Data supplied:
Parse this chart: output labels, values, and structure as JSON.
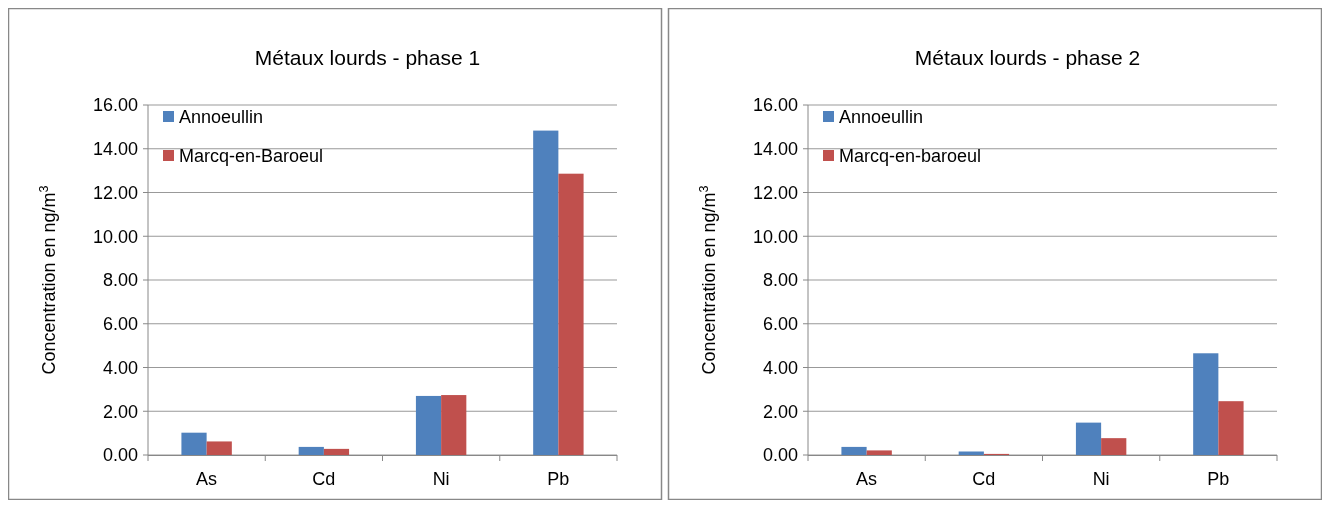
{
  "chart_data": [
    {
      "type": "bar",
      "title": "Métaux lourds - phase 1",
      "ylabel": "Concentration en ng/m$^{3}$",
      "categories": [
        "As",
        "Cd",
        "Ni",
        "Pb"
      ],
      "series": [
        {
          "name": "Annoeullin",
          "color": "#4f81bd",
          "values": [
            1.02,
            0.37,
            2.7,
            14.83
          ]
        },
        {
          "name": "Marcq-en-Baroeul",
          "color": "#c0504d",
          "values": [
            0.62,
            0.28,
            2.74,
            12.86
          ]
        }
      ],
      "ylim": [
        0,
        16
      ],
      "yticks": [
        {
          "value": 0,
          "label": "0.00"
        },
        {
          "value": 2,
          "label": "2.00"
        },
        {
          "value": 4,
          "label": "4.00"
        },
        {
          "value": 6,
          "label": "6.00"
        },
        {
          "value": 8,
          "label": "8.00"
        },
        {
          "value": 10,
          "label": "10.00"
        },
        {
          "value": 12,
          "label": "12.00"
        },
        {
          "value": 14,
          "label": "14.00"
        },
        {
          "value": 16,
          "label": "16.00"
        }
      ],
      "grid": "y",
      "legend": "top left"
    },
    {
      "type": "bar",
      "title": "Métaux lourds - phase 2",
      "ylabel": "Concentration en ng/m$^{3}$",
      "categories": [
        "As",
        "Cd",
        "Ni",
        "Pb"
      ],
      "series": [
        {
          "name": "Annoeullin",
          "color": "#4f81bd",
          "values": [
            0.37,
            0.16,
            1.48,
            4.65
          ]
        },
        {
          "name": "Marcq-en-baroeul",
          "color": "#c0504d",
          "values": [
            0.21,
            0.05,
            0.77,
            2.46
          ]
        }
      ],
      "ylim": [
        0,
        16
      ],
      "yticks": [
        {
          "value": 0,
          "label": "0.00"
        },
        {
          "value": 2,
          "label": "2.00"
        },
        {
          "value": 4,
          "label": "4.00"
        },
        {
          "value": 6,
          "label": "6.00"
        },
        {
          "value": 8,
          "label": "8.00"
        },
        {
          "value": 10,
          "label": "10.00"
        },
        {
          "value": 12,
          "label": "12.00"
        },
        {
          "value": 14,
          "label": "14.00"
        },
        {
          "value": 16,
          "label": "16.00"
        }
      ],
      "grid": "y",
      "legend": "top left"
    }
  ]
}
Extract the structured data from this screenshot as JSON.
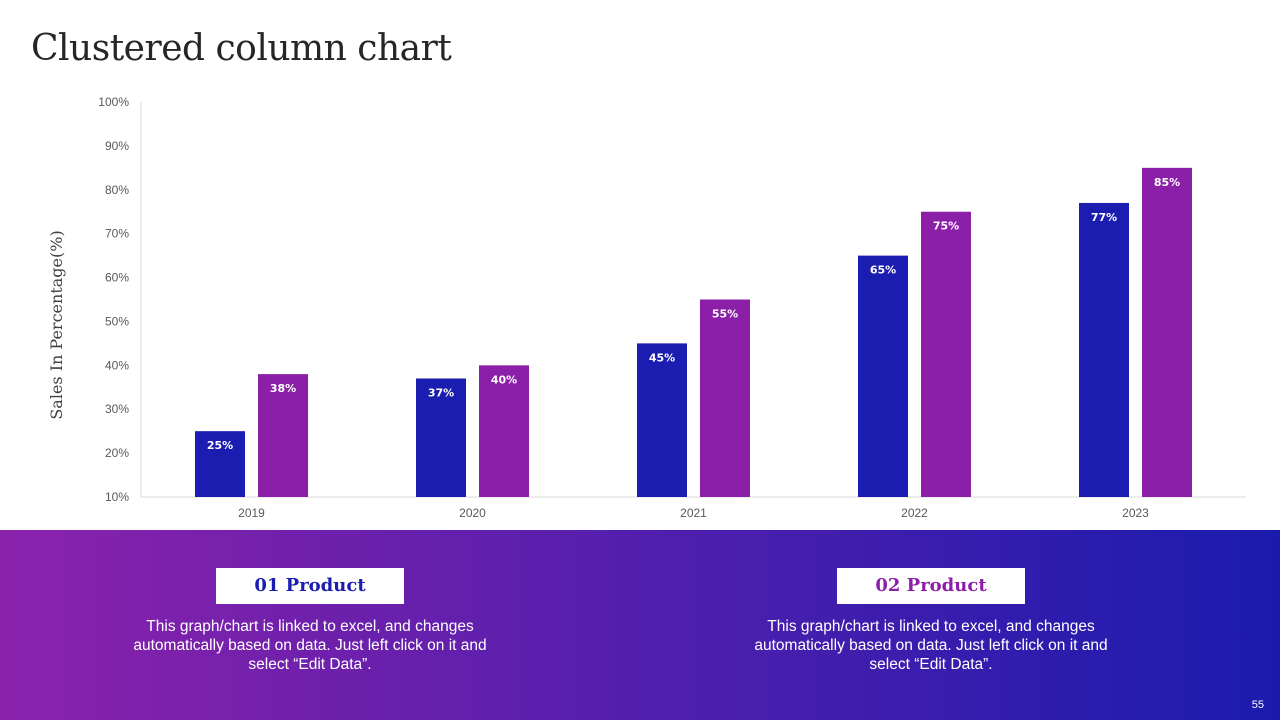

Given request: Pictures in the records above are left out; print everything else exactly as written.

Written response:
Parse this chart: output labels, values, and structure as JSON.
{
  "chart_data": [
    {
      "type": "bar",
      "title": "Métaux lourds - phase 1",
      "ylabel": "Concentration en ng/m$^{3}$",
      "categories": [
        "As",
        "Cd",
        "Ni",
        "Pb"
      ],
      "series": [
        {
          "name": "Annoeullin",
          "color": "#4f81bd",
          "values": [
            1.02,
            0.37,
            2.7,
            14.83
          ]
        },
        {
          "name": "Marcq-en-Baroeul",
          "color": "#c0504d",
          "values": [
            0.62,
            0.28,
            2.74,
            12.86
          ]
        }
      ],
      "ylim": [
        0,
        16
      ],
      "yticks": [
        {
          "value": 0,
          "label": "0.00"
        },
        {
          "value": 2,
          "label": "2.00"
        },
        {
          "value": 4,
          "label": "4.00"
        },
        {
          "value": 6,
          "label": "6.00"
        },
        {
          "value": 8,
          "label": "8.00"
        },
        {
          "value": 10,
          "label": "10.00"
        },
        {
          "value": 12,
          "label": "12.00"
        },
        {
          "value": 14,
          "label": "14.00"
        },
        {
          "value": 16,
          "label": "16.00"
        }
      ],
      "grid": "y",
      "legend": "top left"
    },
    {
      "type": "bar",
      "title": "Métaux lourds - phase 2",
      "ylabel": "Concentration en ng/m$^{3}$",
      "categories": [
        "As",
        "Cd",
        "Ni",
        "Pb"
      ],
      "series": [
        {
          "name": "Annoeullin",
          "color": "#4f81bd",
          "values": [
            0.37,
            0.16,
            1.48,
            4.65
          ]
        },
        {
          "name": "Marcq-en-baroeul",
          "color": "#c0504d",
          "values": [
            0.21,
            0.05,
            0.77,
            2.46
          ]
        }
      ],
      "ylim": [
        0,
        16
      ],
      "yticks": [
        {
          "value": 0,
          "label": "0.00"
        },
        {
          "value": 2,
          "label": "2.00"
        },
        {
          "value": 4,
          "label": "4.00"
        },
        {
          "value": 6,
          "label": "6.00"
        },
        {
          "value": 8,
          "label": "8.00"
        },
        {
          "value": 10,
          "label": "10.00"
        },
        {
          "value": 12,
          "label": "12.00"
        },
        {
          "value": 14,
          "label": "14.00"
        },
        {
          "value": 16,
          "label": "16.00"
        }
      ],
      "grid": "y",
      "legend": "top left"
    }
  ]
}
Extract the structured data from this screenshot as JSON.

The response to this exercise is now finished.